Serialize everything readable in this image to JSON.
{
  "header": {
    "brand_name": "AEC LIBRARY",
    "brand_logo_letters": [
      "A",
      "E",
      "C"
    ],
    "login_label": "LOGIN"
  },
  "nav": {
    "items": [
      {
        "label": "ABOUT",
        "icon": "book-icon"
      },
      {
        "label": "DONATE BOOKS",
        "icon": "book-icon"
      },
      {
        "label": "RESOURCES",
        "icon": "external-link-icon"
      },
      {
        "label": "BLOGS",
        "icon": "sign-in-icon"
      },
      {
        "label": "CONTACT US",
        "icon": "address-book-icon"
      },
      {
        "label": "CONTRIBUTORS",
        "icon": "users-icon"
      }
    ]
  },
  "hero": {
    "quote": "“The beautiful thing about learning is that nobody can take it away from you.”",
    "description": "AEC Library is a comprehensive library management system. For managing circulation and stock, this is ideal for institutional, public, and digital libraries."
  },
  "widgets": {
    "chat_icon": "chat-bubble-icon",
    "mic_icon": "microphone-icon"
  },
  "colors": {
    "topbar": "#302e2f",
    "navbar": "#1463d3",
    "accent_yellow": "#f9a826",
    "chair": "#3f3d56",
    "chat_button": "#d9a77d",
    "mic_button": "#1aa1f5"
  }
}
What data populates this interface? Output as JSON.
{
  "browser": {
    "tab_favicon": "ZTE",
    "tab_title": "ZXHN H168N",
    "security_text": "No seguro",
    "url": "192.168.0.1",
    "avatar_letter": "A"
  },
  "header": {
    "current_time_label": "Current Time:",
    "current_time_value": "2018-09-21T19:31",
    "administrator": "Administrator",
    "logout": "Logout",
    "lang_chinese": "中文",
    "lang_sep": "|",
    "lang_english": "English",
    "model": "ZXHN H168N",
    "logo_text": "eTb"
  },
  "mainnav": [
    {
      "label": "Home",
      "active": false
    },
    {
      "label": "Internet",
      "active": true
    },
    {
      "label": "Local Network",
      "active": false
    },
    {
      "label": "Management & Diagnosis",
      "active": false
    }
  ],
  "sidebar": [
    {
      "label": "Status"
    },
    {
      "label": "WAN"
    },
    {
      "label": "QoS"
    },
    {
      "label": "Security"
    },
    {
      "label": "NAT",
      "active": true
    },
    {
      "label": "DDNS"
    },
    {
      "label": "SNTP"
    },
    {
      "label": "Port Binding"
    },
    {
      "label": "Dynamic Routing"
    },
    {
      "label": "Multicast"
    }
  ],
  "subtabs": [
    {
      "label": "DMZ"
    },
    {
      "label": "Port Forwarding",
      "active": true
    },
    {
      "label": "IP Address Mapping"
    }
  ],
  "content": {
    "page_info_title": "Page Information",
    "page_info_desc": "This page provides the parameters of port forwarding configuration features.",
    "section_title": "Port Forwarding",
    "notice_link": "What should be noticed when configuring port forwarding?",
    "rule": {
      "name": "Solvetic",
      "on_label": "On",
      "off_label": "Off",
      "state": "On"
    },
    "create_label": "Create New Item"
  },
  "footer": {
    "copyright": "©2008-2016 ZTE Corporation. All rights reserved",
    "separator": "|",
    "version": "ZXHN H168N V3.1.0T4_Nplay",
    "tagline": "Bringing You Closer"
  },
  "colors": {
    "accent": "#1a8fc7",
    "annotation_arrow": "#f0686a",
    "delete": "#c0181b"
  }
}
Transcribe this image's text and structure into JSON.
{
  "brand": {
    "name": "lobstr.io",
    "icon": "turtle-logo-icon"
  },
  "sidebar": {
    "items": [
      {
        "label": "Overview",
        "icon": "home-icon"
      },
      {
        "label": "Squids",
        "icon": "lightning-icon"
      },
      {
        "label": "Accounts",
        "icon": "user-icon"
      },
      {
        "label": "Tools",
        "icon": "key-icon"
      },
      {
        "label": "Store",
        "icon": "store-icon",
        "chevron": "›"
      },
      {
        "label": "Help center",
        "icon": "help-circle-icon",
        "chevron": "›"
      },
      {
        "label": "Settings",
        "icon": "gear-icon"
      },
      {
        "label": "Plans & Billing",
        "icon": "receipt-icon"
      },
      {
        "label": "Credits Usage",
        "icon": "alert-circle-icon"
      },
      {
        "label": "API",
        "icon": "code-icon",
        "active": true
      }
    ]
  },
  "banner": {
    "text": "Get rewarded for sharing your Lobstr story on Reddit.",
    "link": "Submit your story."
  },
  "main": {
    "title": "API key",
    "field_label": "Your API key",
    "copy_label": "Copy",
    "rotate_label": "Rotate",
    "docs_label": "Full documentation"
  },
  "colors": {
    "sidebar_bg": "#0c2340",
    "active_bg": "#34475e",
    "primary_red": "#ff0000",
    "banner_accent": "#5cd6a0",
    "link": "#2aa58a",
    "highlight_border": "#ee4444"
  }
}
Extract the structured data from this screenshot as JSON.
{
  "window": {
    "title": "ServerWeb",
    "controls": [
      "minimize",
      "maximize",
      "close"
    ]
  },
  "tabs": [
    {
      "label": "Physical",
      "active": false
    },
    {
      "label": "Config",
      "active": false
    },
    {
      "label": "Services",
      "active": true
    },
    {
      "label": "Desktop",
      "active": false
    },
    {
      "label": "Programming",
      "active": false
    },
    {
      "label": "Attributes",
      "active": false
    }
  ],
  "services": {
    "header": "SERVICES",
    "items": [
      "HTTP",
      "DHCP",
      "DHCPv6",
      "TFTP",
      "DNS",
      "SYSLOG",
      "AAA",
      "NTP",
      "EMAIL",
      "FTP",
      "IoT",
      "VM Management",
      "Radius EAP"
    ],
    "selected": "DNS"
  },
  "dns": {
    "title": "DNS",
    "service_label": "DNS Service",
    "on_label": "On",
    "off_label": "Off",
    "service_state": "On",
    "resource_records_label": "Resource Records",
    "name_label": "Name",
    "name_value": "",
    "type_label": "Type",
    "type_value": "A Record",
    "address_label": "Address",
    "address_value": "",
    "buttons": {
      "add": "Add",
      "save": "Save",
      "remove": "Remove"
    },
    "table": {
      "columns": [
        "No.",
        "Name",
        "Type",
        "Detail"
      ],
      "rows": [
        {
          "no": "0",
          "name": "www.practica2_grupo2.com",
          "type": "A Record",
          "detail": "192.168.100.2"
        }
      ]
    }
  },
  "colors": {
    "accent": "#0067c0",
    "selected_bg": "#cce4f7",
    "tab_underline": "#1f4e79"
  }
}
********
> [Goal] In the material above, find the lines that contain "data" and show them.

> [Written answer]
What data populates this interface? Output as JSON.
Extract the structured data from this screenshot as JSON.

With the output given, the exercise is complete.